[Saved entries]
— Start —
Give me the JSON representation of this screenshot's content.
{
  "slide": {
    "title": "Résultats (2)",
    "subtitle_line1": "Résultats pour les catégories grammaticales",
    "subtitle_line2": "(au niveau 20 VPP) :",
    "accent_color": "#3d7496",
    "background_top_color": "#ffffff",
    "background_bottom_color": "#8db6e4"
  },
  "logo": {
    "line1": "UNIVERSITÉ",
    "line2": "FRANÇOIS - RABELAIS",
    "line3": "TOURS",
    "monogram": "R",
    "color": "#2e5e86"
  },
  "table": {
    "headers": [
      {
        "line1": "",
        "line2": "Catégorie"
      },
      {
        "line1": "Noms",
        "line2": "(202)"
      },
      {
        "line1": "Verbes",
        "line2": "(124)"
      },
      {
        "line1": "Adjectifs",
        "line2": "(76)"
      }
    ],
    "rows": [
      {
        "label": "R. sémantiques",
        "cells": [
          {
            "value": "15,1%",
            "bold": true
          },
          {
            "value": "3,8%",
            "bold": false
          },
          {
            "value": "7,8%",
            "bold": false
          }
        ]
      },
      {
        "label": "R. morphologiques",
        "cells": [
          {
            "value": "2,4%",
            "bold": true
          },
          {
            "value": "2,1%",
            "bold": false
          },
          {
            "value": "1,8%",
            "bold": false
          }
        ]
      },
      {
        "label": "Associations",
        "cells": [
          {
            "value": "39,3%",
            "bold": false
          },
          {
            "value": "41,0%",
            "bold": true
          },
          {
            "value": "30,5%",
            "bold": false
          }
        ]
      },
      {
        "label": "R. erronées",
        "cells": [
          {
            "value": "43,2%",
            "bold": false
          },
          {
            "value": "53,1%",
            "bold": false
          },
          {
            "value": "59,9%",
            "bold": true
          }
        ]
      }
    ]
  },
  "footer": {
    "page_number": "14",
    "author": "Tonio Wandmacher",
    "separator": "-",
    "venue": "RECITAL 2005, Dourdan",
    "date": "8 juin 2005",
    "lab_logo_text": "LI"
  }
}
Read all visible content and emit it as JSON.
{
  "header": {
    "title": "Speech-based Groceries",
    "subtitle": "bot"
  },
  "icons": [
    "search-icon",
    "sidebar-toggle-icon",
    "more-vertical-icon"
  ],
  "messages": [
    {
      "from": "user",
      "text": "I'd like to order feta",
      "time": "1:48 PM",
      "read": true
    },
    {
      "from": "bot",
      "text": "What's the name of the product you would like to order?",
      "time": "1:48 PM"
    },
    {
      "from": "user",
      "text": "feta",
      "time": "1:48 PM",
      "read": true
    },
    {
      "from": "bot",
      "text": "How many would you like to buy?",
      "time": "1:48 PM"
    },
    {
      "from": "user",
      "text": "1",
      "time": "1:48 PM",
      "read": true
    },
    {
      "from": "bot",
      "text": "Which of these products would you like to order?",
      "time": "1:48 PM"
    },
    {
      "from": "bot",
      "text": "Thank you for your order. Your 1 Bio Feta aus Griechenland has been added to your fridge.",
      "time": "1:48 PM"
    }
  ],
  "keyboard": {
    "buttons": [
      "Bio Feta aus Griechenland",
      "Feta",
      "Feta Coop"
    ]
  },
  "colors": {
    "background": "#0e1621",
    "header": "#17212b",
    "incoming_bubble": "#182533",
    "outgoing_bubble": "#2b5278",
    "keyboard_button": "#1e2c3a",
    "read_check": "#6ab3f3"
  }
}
— End —
Written problem: How many of the lines above contain the string "Résultats"? Give the number only.

Output below: 2